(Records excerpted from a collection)
※ ※ ※

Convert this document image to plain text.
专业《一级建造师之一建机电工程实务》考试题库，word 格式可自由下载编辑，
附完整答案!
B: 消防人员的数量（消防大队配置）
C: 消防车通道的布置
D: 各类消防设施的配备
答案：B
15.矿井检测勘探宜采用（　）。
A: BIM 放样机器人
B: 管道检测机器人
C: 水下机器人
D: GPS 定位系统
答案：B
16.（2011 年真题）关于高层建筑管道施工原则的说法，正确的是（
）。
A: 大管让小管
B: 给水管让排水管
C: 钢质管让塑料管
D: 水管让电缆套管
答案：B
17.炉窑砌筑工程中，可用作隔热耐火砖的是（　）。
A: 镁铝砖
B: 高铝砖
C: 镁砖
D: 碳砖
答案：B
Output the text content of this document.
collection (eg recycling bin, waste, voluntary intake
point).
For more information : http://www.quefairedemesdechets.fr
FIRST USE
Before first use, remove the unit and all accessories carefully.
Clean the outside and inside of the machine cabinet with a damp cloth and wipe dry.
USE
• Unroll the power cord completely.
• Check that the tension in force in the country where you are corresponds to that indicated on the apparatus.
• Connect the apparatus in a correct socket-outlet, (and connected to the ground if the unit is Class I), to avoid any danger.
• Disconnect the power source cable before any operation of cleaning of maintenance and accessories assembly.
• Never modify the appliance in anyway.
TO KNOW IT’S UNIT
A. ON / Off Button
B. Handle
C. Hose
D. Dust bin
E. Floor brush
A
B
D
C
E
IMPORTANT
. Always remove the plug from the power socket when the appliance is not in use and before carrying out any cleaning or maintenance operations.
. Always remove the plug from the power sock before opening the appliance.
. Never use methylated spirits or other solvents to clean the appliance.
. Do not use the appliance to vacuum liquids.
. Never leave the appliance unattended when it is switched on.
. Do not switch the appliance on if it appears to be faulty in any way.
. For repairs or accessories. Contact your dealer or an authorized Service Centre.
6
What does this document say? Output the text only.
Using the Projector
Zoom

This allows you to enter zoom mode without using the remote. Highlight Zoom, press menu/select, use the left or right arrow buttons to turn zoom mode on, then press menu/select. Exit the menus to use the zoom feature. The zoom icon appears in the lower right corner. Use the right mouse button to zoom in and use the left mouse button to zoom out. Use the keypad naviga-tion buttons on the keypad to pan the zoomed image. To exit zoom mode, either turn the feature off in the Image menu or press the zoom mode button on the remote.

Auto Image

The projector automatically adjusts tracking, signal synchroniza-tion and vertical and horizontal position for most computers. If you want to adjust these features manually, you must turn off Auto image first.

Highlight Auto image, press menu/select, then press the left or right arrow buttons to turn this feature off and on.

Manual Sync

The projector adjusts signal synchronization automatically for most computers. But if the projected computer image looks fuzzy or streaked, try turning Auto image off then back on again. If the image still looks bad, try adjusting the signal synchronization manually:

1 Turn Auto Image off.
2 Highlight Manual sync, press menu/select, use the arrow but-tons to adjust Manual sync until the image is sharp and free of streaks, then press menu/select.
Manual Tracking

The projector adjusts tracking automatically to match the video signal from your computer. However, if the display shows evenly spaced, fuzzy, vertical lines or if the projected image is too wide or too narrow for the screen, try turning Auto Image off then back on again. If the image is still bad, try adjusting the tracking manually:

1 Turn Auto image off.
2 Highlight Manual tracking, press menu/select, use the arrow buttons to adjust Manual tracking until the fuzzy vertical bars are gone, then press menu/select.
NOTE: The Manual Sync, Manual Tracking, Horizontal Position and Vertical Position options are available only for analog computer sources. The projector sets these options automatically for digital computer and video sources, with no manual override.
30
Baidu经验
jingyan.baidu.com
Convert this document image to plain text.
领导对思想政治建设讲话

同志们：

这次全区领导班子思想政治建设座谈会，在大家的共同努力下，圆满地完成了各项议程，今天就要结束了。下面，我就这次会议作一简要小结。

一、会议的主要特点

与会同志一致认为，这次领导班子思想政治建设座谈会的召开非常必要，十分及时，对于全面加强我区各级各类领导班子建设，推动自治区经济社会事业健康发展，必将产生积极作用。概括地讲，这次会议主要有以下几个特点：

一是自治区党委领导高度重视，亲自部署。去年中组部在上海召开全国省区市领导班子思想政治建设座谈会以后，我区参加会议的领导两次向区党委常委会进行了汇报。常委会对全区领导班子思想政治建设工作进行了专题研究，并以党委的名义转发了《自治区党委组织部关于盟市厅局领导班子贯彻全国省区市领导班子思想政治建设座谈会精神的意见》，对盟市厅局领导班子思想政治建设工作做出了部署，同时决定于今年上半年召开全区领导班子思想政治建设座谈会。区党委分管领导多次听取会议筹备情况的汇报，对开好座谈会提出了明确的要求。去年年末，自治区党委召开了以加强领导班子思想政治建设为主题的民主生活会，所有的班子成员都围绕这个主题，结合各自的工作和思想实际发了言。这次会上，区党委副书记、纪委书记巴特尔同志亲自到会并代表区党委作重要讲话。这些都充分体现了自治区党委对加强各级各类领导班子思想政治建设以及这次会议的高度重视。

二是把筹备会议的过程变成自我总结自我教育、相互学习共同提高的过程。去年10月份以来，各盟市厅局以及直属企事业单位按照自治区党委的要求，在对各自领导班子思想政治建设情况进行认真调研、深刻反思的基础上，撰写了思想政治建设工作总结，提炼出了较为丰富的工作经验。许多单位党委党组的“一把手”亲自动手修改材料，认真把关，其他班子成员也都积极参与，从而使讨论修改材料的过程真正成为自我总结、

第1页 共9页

※ ※ ※

- **DESCRIPTION OF THE TASK**
Write the listing out again, exactly as it reads.

- **ANSWER FOR THE TASK**
Convert this document image to plain text.
专业《一级建造师之一建机电工程实务》考试题库，word 格式可自由下载编辑，
附完整答案!
B: 消防人员的数量（消防大队配置）
C: 消防车通道的布置
D: 各类消防设施的配备
答案：B
15.矿井检测勘探宜采用（　）。
A: BIM 放样机器人
B: 管道检测机器人
C: 水下机器人
D: GPS 定位系统
答案：B
16.（2011 年真题）关于高层建筑管道施工原则的说法，正确的是（
）。
A: 大管让小管
B: 给水管让排水管
C: 钢质管让塑料管
D: 水管让电缆套管
答案：B
17.炉窑砌筑工程中，可用作隔热耐火砖的是（　）。
A: 镁铝砖
B: 高铝砖
C: 镁砖
D: 碳砖
答案：B
Output the text content of this document.
collection (eg recycling bin, waste, voluntary intake
point).
For more information : http://www.quefairedemesdechets.fr
FIRST USE
Before first use, remove the unit and all accessories carefully.
Clean the outside and inside of the machine cabinet with a damp cloth and wipe dry.
USE
• Unroll the power cord completely.
• Check that the tension in force in the country where you are corresponds to that indicated on the apparatus.
• Connect the apparatus in a correct socket-outlet, (and connected to the ground if the unit is Class I), to avoid any danger.
• Disconnect the power source cable before any operation of cleaning of maintenance and accessories assembly.
• Never modify the appliance in anyway.
TO KNOW IT’S UNIT
A. ON / Off Button
B. Handle
C. Hose
D. Dust bin
E. Floor brush
A
B
D
C
E
IMPORTANT
. Always remove the plug from the power socket when the appliance is not in use and before carrying out any cleaning or maintenance operations.
. Always remove the plug from the power sock before opening the appliance.
. Never use methylated spirits or other solvents to clean the appliance.
. Do not use the appliance to vacuum liquids.
. Never leave the appliance unattended when it is switched on.
. Do not switch the appliance on if it appears to be faulty in any way.
. For repairs or accessories. Contact your dealer or an authorized Service Centre.
6
What does this document say? Output the text only.
Using the Projector
Zoom

This allows you to enter zoom mode without using the remote. Highlight Zoom, press menu/select, use the left or right arrow buttons to turn zoom mode on, then press menu/select. Exit the menus to use the zoom feature. The zoom icon appears in the lower right corner. Use the right mouse button to zoom in and use the left mouse button to zoom out. Use the keypad naviga-tion buttons on the keypad to pan the zoomed image. To exit zoom mode, either turn the feature off in the Image menu or press the zoom mode button on the remote.

Auto Image

The projector automatically adjusts tracking, signal synchroniza-tion and vertical and horizontal position for most computers. If you want to adjust these features manually, you must turn off Auto image first.

Highlight Auto image, press menu/select, then press the left or right arrow buttons to turn this feature off and on.

Manual Sync

The projector adjusts signal synchronization automatically for most computers. But if the projected computer image looks fuzzy or streaked, try turning Auto image off then back on again. If the image still looks bad, try adjusting the signal synchronization manually:

1 Turn Auto Image off.
2 Highlight Manual sync, press menu/select, use the arrow but-tons to adjust Manual sync until the image is sharp and free of streaks, then press menu/select.
Manual Tracking

The projector adjusts tracking automatically to match the video signal from your computer. However, if the display shows evenly spaced, fuzzy, vertical lines or if the projected image is too wide or too narrow for the screen, try turning Auto Image off then back on again. If the image is still bad, try adjusting the tracking manually:

1 Turn Auto image off.
2 Highlight Manual tracking, press menu/select, use the arrow buttons to adjust Manual tracking until the fuzzy vertical bars are gone, then press menu/select.
NOTE: The Manual Sync, Manual Tracking, Horizontal Position and Vertical Position options are available only for analog computer sources. The projector sets these options automatically for digital computer and video sources, with no manual override.
30
Baidu经验
jingyan.baidu.com
Convert this document image to plain text.
领导对思想政治建设讲话

同志们：

这次全区领导班子思想政治建设座谈会，在大家的共同努力下，圆满地完成了各项议程，今天就要结束了。下面，我就这次会议作一简要小结。

一、会议的主要特点

与会同志一致认为，这次领导班子思想政治建设座谈会的召开非常必要，十分及时，对于全面加强我区各级各类领导班子建设，推动自治区经济社会事业健康发展，必将产生积极作用。概括地讲，这次会议主要有以下几个特点：

一是自治区党委领导高度重视，亲自部署。去年中组部在上海召开全国省区市领导班子思想政治建设座谈会以后，我区参加会议的领导两次向区党委常委会进行了汇报。常委会对全区领导班子思想政治建设工作进行了专题研究，并以党委的名义转发了《自治区党委组织部关于盟市厅局领导班子贯彻全国省区市领导班子思想政治建设座谈会精神的意见》，对盟市厅局领导班子思想政治建设工作做出了部署，同时决定于今年上半年召开全区领导班子思想政治建设座谈会。区党委分管领导多次听取会议筹备情况的汇报，对开好座谈会提出了明确的要求。去年年末，自治区党委召开了以加强领导班子思想政治建设为主题的民主生活会，所有的班子成员都围绕这个主题，结合各自的工作和思想实际发了言。这次会上，区党委副书记、纪委书记巴特尔同志亲自到会并代表区党委作重要讲话。这些都充分体现了自治区党委对加强各级各类领导班子思想政治建设以及这次会议的高度重视。

二是把筹备会议的过程变成自我总结自我教育、相互学习共同提高的过程。去年10月份以来，各盟市厅局以及直属企事业单位按照自治区党委的要求，在对各自领导班子思想政治建设情况进行认真调研、深刻反思的基础上，撰写了思想政治建设工作总结，提炼出了较为丰富的工作经验。许多单位党委党组的“一把手”亲自动手修改材料，认真把关，其他班子成员也都积极参与，从而使讨论修改材料的过程真正成为自我总结、

第1页 共9页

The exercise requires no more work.